| Task to complete |
Identify every line in the records below that contains the word "całkowita", and copy each of those lines.

| Stored entries |
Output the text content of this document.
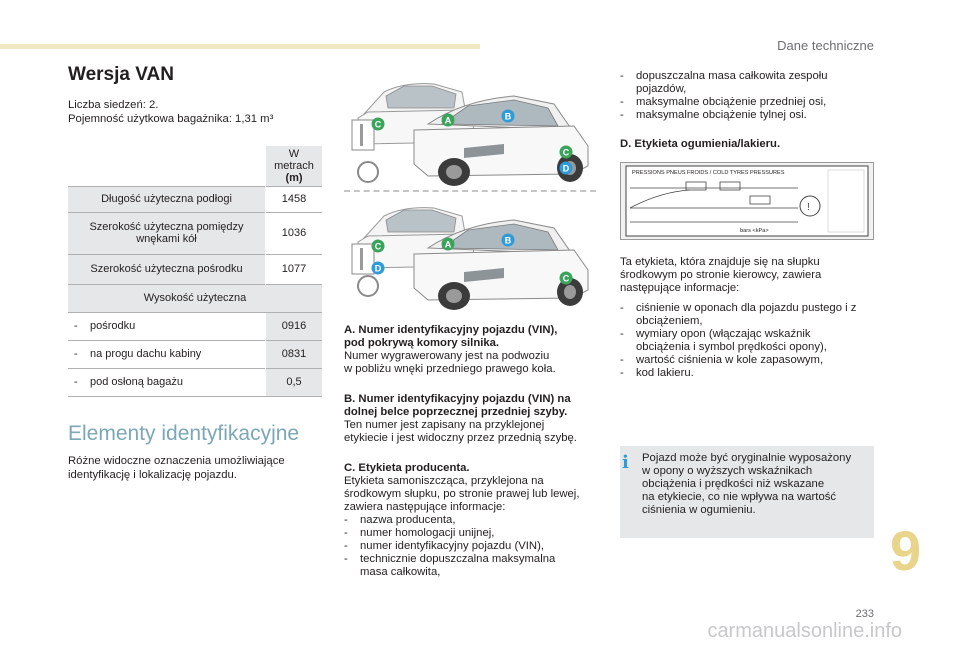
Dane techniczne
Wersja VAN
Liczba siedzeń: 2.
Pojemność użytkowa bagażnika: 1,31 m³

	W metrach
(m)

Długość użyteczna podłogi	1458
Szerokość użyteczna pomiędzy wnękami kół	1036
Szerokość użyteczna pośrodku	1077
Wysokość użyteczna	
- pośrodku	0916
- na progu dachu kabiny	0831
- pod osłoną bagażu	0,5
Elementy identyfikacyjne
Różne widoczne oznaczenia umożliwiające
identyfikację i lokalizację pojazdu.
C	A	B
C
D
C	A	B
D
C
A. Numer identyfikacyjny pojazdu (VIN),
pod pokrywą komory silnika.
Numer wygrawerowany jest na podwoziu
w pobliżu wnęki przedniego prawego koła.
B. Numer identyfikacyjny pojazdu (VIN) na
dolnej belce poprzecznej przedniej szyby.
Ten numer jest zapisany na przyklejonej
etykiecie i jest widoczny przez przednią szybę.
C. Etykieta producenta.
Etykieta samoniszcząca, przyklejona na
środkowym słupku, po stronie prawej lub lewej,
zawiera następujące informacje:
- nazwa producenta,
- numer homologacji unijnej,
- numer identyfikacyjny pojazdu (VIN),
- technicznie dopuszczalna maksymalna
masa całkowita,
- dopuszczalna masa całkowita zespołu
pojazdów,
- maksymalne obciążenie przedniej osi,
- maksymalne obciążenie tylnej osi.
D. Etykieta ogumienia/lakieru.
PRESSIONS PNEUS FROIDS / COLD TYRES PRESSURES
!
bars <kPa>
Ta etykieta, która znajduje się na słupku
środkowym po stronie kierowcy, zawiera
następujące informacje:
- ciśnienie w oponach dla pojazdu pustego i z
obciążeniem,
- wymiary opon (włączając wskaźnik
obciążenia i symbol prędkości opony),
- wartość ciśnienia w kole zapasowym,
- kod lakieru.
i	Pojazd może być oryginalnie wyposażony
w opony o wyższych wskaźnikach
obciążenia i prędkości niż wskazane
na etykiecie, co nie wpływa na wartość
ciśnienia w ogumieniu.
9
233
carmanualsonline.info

...

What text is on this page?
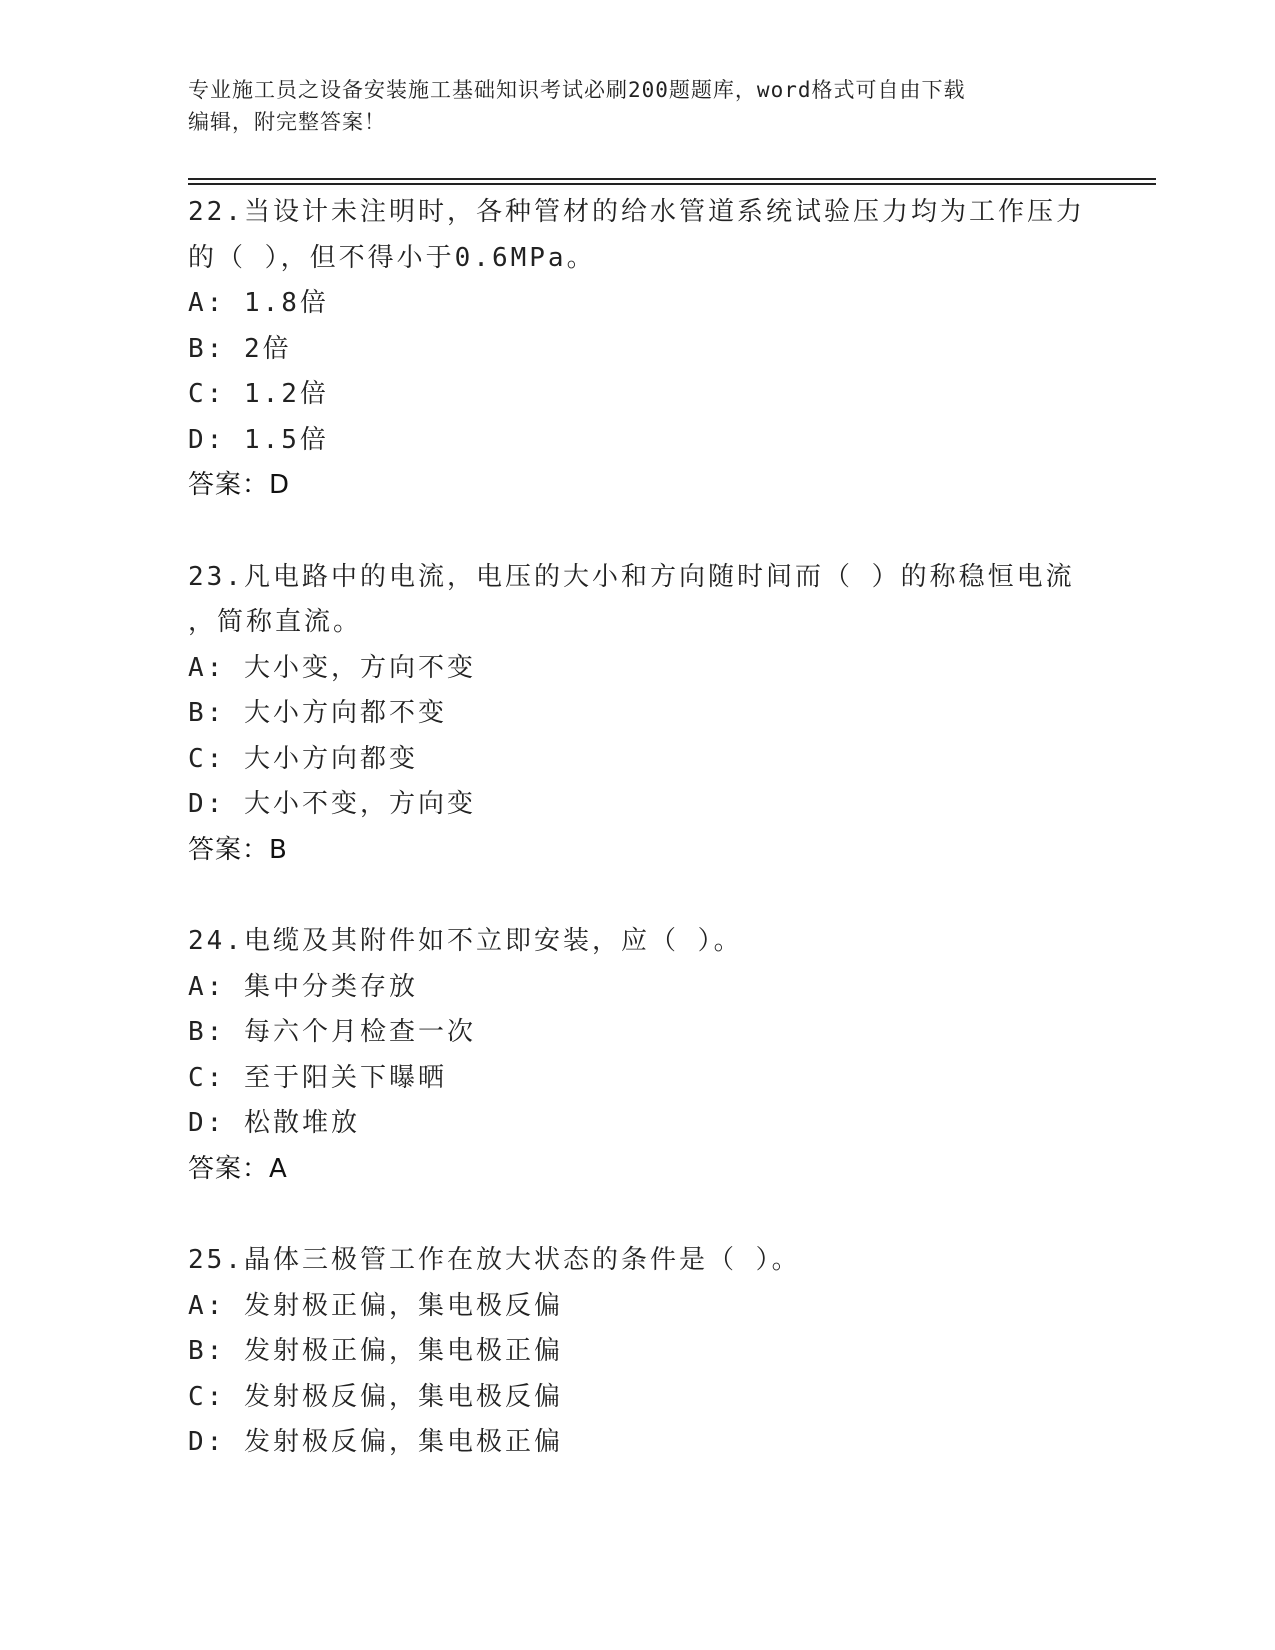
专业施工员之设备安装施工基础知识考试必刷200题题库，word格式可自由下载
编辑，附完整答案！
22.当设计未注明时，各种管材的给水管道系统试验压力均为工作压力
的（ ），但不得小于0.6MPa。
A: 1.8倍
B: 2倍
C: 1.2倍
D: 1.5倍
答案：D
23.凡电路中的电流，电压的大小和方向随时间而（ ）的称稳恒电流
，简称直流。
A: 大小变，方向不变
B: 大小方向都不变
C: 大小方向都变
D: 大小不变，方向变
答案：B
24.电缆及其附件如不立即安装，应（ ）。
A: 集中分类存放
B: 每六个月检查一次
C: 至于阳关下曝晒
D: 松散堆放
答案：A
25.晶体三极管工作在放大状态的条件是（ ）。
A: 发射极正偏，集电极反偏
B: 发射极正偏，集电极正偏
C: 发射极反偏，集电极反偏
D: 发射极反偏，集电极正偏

| Finished answer |
masa całkowita,
- dopuszczalna masa całkowita zespołu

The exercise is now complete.